#### [Task inputs]
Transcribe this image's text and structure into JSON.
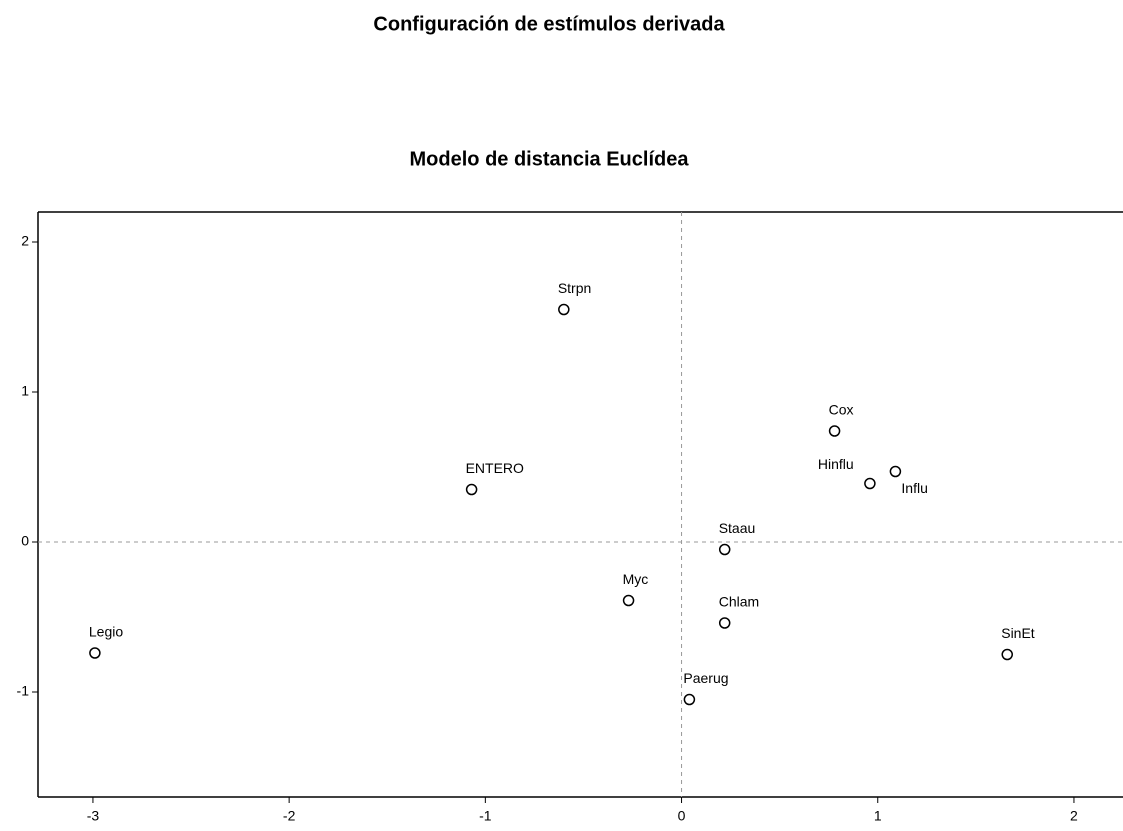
{
  "chart_data": {
    "type": "scatter",
    "title": "Configuración de estímulos derivada",
    "subtitle": "Modelo de distancia Euclídea",
    "labels": [
      "Strpn",
      "Cox",
      "Hinflu",
      "Influ",
      "ENTERO",
      "Staau",
      "Myc",
      "Chlam",
      "Legio",
      "SinEt",
      "Paerug"
    ],
    "x": [
      -0.6,
      0.78,
      0.96,
      1.09,
      -1.07,
      0.22,
      -0.27,
      0.22,
      -2.99,
      1.66,
      0.04
    ],
    "values": [
      1.55,
      0.74,
      0.39,
      0.47,
      0.35,
      -0.05,
      -0.39,
      -0.54,
      -0.74,
      -0.75,
      -1.05
    ],
    "color": "#000000",
    "xlim": [
      -3.28,
      2.25
    ],
    "ylim": [
      -1.7,
      2.2
    ],
    "xticks": [
      -3,
      -2,
      -1,
      0,
      1,
      2
    ],
    "yticks": [
      -1,
      0,
      1,
      2
    ],
    "reference_lines": true
  }
}
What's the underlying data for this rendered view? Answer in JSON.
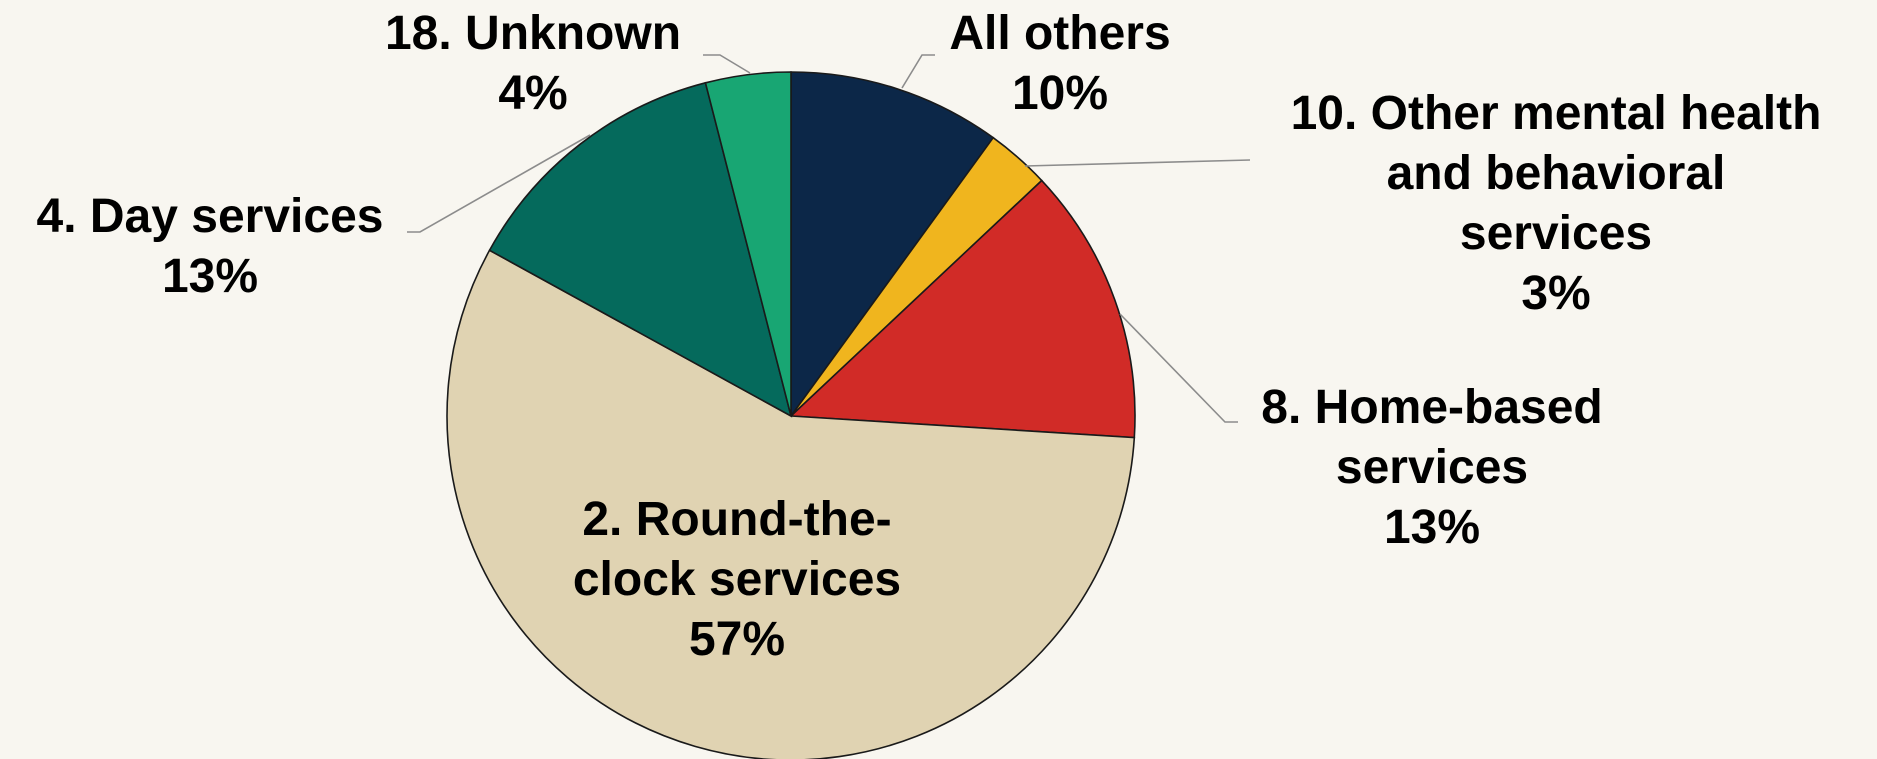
{
  "chart_data": {
    "type": "pie",
    "start_angle_deg": 0,
    "direction": "clockwise",
    "legend": "none",
    "slices": [
      {
        "label": "All others",
        "value": 10,
        "value_label": "10%",
        "color": "#0c2748"
      },
      {
        "label": "10. Other mental health and behavioral services",
        "value": 3,
        "value_label": "3%",
        "color": "#f0b51e"
      },
      {
        "label": "8. Home-based services",
        "value": 13,
        "value_label": "13%",
        "color": "#d12b27"
      },
      {
        "label": "2. Round-the-clock services",
        "value": 57,
        "value_label": "57%",
        "color": "#e0d3b2"
      },
      {
        "label": "4. Day services",
        "value": 13,
        "value_label": "13%",
        "color": "#056a5c"
      },
      {
        "label": "18. Unknown",
        "value": 4,
        "value_label": "4%",
        "color": "#18a673"
      }
    ]
  }
}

#### [What is expected]
Gather each line in the data that holds the string "services".

#### [Task answer]
        "label": "10. Other mental health and behavioral services",
        "label": "8. Home-based services",
        "label": "2. Round-the-clock services",
        "label": "4. Day services",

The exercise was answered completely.